## [Given task]
Could you transcribe the material below exactly, without leaving out a single line?

## [Given entries]
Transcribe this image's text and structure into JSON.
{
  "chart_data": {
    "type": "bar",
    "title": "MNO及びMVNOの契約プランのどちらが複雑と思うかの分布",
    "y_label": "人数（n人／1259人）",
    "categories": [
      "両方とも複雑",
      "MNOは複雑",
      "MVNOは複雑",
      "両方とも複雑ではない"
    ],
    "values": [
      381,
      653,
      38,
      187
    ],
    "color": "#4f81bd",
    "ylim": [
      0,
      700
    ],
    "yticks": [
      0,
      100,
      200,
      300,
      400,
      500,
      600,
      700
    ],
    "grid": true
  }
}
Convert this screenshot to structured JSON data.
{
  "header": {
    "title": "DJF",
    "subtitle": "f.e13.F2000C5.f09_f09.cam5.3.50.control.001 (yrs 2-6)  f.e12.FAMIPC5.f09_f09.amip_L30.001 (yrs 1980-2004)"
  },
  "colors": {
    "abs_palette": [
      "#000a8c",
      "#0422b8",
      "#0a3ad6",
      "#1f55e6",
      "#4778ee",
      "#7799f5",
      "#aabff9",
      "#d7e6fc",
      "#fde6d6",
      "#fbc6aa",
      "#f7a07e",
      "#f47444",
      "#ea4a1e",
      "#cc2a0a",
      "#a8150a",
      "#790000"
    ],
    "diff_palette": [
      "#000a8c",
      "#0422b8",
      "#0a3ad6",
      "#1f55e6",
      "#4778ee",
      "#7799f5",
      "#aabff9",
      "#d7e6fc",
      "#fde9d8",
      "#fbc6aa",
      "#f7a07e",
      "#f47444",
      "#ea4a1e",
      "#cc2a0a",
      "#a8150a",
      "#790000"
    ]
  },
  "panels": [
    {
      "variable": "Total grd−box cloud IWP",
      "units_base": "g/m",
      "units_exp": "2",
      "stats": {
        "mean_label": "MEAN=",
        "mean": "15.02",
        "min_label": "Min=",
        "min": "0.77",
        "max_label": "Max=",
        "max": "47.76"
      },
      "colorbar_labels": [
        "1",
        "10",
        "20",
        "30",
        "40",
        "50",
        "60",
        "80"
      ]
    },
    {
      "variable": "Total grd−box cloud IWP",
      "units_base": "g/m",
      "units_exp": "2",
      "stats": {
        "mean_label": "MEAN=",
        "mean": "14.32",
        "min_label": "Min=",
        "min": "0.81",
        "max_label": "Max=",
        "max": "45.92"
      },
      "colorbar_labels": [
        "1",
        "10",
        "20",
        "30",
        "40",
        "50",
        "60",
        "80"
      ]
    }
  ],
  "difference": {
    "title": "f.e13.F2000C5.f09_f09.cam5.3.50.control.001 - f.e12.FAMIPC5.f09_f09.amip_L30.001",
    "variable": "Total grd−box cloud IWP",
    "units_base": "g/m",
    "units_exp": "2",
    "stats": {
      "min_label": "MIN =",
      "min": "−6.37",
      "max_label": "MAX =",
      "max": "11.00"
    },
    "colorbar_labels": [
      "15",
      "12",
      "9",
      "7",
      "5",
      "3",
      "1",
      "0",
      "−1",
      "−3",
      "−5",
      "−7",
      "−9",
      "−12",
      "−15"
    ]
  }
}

## [Response below]
Transcribe this image's text and structure into JSON.
{
  "chart_data": {
    "type": "bar",
    "title": "MNO及びMVNOの契約プランのどちらが複雑と思うかの分布",
    "y_label": "人数（n人／1259人）",
    "categories": [
      "両方とも複雑",
      "MNOは複雑",
      "MVNOは複雑",
      "両方とも複雑ではない"
    ],
    "values": [
      381,
      653,
      38,
      187
    ],
    "color": "#4f81bd",
    "ylim": [
      0,
      700
    ],
    "yticks": [
      0,
      100,
      200,
      300,
      400,
      500,
      600,
      700
    ],
    "grid": true
  }
}
Convert this screenshot to structured JSON data.
{
  "header": {
    "title": "DJF",
    "subtitle": "f.e13.F2000C5.f09_f09.cam5.3.50.control.001 (yrs 2-6)  f.e12.FAMIPC5.f09_f09.amip_L30.001 (yrs 1980-2004)"
  },
  "colors": {
    "abs_palette": [
      "#000a8c",
      "#0422b8",
      "#0a3ad6",
      "#1f55e6",
      "#4778ee",
      "#7799f5",
      "#aabff9",
      "#d7e6fc",
      "#fde6d6",
      "#fbc6aa",
      "#f7a07e",
      "#f47444",
      "#ea4a1e",
      "#cc2a0a",
      "#a8150a",
      "#790000"
    ],
    "diff_palette": [
      "#000a8c",
      "#0422b8",
      "#0a3ad6",
      "#1f55e6",
      "#4778ee",
      "#7799f5",
      "#aabff9",
      "#d7e6fc",
      "#fde9d8",
      "#fbc6aa",
      "#f7a07e",
      "#f47444",
      "#ea4a1e",
      "#cc2a0a",
      "#a8150a",
      "#790000"
    ]
  },
  "panels": [
    {
      "variable": "Total grd−box cloud IWP",
      "units_base": "g/m",
      "units_exp": "2",
      "stats": {
        "mean_label": "MEAN=",
        "mean": "15.02",
        "min_label": "Min=",
        "min": "0.77",
        "max_label": "Max=",
        "max": "47.76"
      },
      "colorbar_labels": [
        "1",
        "10",
        "20",
        "30",
        "40",
        "50",
        "60",
        "80"
      ]
    },
    {
      "variable": "Total grd−box cloud IWP",
      "units_base": "g/m",
      "units_exp": "2",
      "stats": {
        "mean_label": "MEAN=",
        "mean": "14.32",
        "min_label": "Min=",
        "min": "0.81",
        "max_label": "Max=",
        "max": "45.92"
      },
      "colorbar_labels": [
        "1",
        "10",
        "20",
        "30",
        "40",
        "50",
        "60",
        "80"
      ]
    }
  ],
  "difference": {
    "title": "f.e13.F2000C5.f09_f09.cam5.3.50.control.001 - f.e12.FAMIPC5.f09_f09.amip_L30.001",
    "variable": "Total grd−box cloud IWP",
    "units_base": "g/m",
    "units_exp": "2",
    "stats": {
      "min_label": "MIN =",
      "min": "−6.37",
      "max_label": "MAX =",
      "max": "11.00"
    },
    "colorbar_labels": [
      "15",
      "12",
      "9",
      "7",
      "5",
      "3",
      "1",
      "0",
      "−1",
      "−3",
      "−5",
      "−7",
      "−9",
      "−12",
      "−15"
    ]
  }
}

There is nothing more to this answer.